# Deine Aufgabe
Schreibe den Text über das geplante Natura-2000-Gebiet in Wien vollständig und unverändert ab.

# Seite
Rückzugsraum für viele geschützte Arten

Für zahlreiche seltene und streng geschützte Arten ist das Gelände Rückzugsraum. Genannt wurden etwa Neuntöter, Wiedehopf, die Zaunechse oder mehr als 140 Wildbienenarten. Aus diesem bereits verwilderten Gebiet wird sich die ÖBB weitgehend zurückziehen, nur eine kleine verkehrstechnisch notwendige Fläche will man weiter betreiben. Der Rest wird entsiegelt, die Stadt wird das Areal zu einem Natura 2000 Gebiet entwickeln.

Auch Zutritt für Besucher wird möglich sein

Zur Finanzierung des Projekts wird sich Wien laut eigenen Angaben um Förderungen aus dem Biodiversitätsfonds des Bundes für den Ankauf des Areals sowie um EU-Mittel für die Renaturierungsmaßnahmen bemühen. Die Stadtrand-Wildnis soll auch künftig eher den Tieren und Pflanzen gehören, der Zutritt soll allerdings auch für Besucher möglich sein. Es wird mehrere Einstiegsstellen geben, versprochen wurde eine "behutsame" Wegführung durch das Gebiet sowie Beobachtungsplattformen.

# Bereitgestellte Daten
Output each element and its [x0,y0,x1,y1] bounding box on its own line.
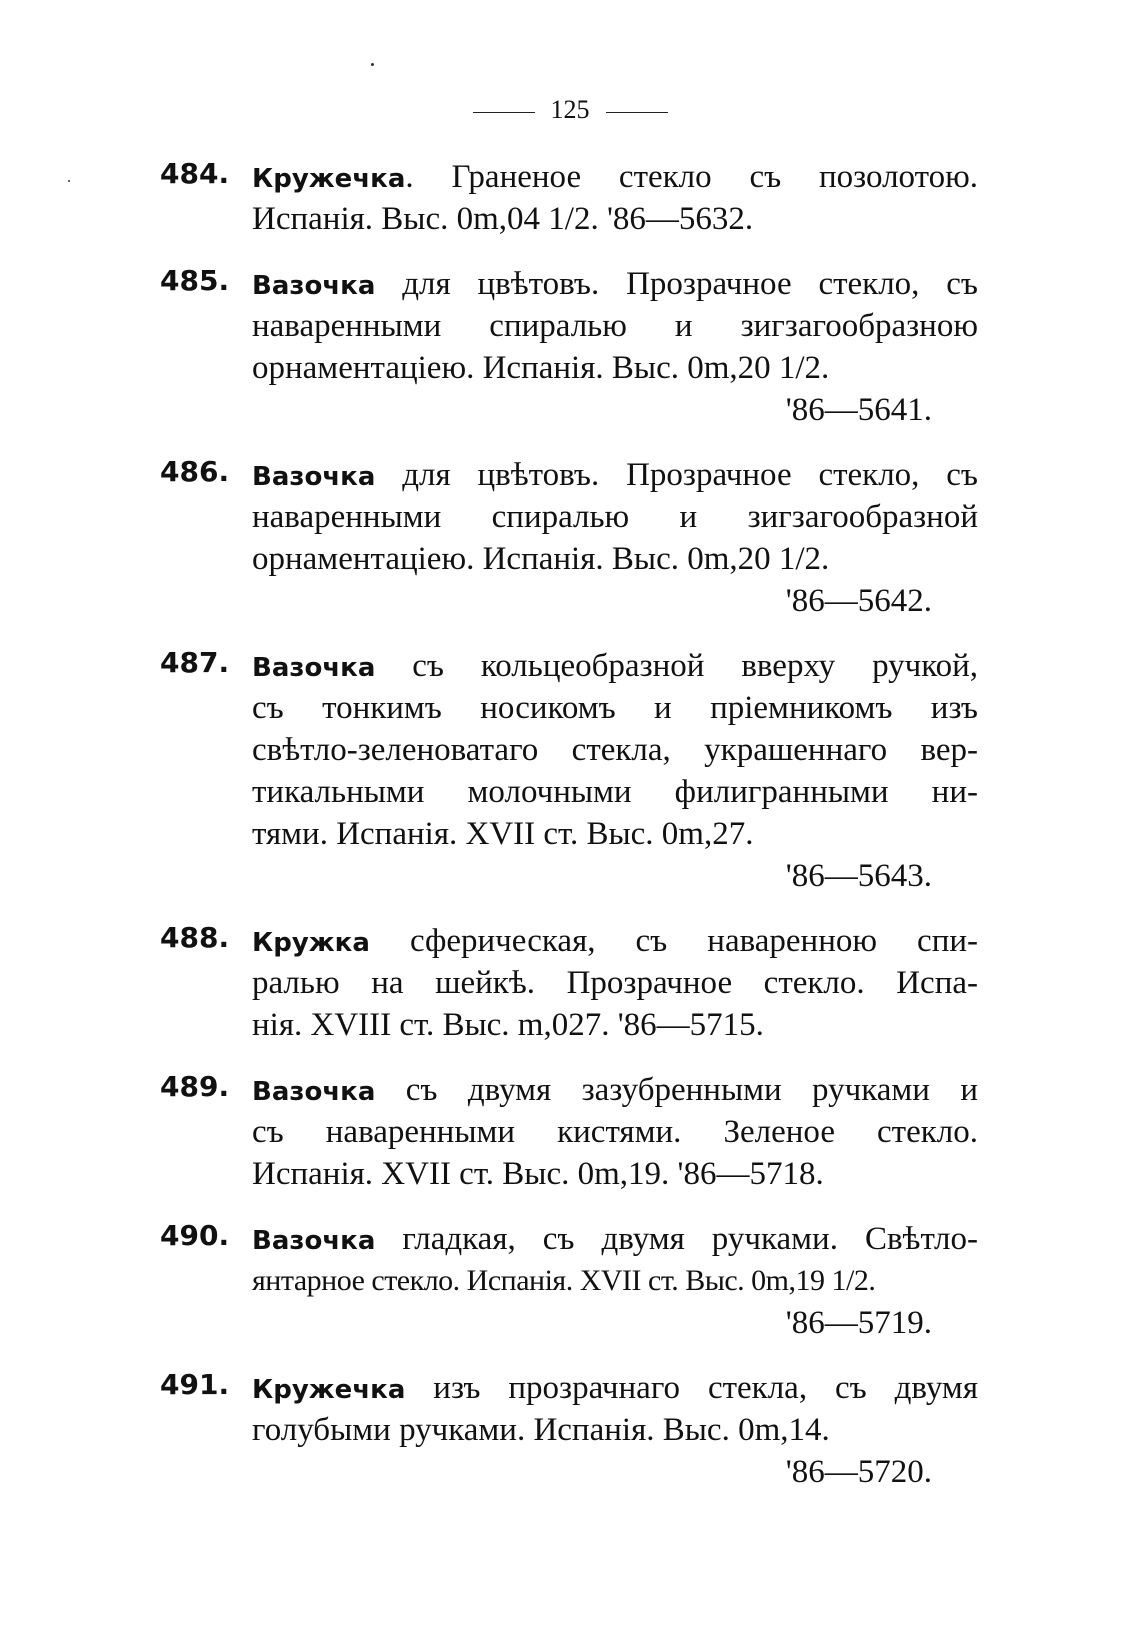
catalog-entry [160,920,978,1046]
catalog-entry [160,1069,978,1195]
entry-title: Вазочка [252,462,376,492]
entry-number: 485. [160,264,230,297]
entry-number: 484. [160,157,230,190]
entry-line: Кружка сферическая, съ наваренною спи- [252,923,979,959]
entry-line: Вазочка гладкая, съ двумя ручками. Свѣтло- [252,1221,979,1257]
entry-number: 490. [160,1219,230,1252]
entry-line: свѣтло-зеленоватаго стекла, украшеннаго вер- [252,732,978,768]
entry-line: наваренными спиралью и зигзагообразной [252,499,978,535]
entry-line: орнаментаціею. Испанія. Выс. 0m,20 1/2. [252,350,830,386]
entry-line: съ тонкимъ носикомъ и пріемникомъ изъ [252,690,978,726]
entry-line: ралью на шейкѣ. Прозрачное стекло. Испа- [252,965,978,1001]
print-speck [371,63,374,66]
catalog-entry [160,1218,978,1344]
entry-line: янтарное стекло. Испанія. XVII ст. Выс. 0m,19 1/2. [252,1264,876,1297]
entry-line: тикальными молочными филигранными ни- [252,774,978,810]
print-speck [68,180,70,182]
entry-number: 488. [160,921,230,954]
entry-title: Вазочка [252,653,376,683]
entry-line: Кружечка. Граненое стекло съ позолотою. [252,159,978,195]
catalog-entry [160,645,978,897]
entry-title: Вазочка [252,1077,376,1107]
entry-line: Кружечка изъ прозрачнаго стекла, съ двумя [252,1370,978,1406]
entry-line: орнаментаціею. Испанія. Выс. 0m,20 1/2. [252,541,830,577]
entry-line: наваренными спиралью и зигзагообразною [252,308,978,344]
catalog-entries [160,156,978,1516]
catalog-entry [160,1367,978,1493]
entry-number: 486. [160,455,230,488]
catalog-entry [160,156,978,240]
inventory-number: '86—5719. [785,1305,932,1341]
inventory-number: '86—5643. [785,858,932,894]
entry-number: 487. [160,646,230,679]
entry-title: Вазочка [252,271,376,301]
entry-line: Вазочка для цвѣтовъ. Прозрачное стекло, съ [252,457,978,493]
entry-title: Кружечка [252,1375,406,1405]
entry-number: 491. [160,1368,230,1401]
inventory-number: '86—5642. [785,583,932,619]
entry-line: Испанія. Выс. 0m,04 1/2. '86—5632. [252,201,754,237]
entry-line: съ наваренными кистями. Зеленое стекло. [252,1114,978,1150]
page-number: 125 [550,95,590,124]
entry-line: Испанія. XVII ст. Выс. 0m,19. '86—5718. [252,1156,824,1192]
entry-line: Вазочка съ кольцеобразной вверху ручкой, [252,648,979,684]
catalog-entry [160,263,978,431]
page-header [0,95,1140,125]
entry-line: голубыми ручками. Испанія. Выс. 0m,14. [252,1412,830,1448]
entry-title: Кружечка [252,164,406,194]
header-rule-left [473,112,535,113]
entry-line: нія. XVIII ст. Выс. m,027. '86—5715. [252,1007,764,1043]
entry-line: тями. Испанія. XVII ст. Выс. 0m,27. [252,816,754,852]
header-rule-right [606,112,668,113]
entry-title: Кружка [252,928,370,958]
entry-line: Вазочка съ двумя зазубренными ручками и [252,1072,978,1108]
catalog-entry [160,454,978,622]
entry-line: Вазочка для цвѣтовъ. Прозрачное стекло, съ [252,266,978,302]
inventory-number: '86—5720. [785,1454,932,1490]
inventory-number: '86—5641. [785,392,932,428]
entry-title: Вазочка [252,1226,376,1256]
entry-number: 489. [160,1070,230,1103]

# Das Ergebnis
Rückzugsraum für viele geschützte Arten

Für zahlreiche seltene und streng geschützte Arten ist das Gelände Rückzugsraum. Genannt wurden etwa Neuntöter, Wiedehopf, die Zaunechse oder mehr als 140 Wildbienenarten. Aus diesem bereits verwilderten Gebiet wird sich die ÖBB weitgehend zurückziehen, nur eine kleine verkehrstechnisch notwendige Fläche will man weiter betreiben. Der Rest wird entsiegelt, die Stadt wird das Areal zu einem Natura 2000 Gebiet entwickeln.

Auch Zutritt für Besucher wird möglich sein

Zur Finanzierung des Projekts wird sich Wien laut eigenen Angaben um Förderungen aus dem Biodiversitätsfonds des Bundes für den Ankauf des Areals sowie um EU-Mittel für die Renaturierungsmaßnahmen bemühen. Die Stadtrand-Wildnis soll auch künftig eher den Tieren und Pflanzen gehören, der Zutritt soll allerdings auch für Besucher möglich sein. Es wird mehrere Einstiegsstellen geben, versprochen wurde eine "behutsame" Wegführung durch das Gebiet sowie Beobachtungsplattformen.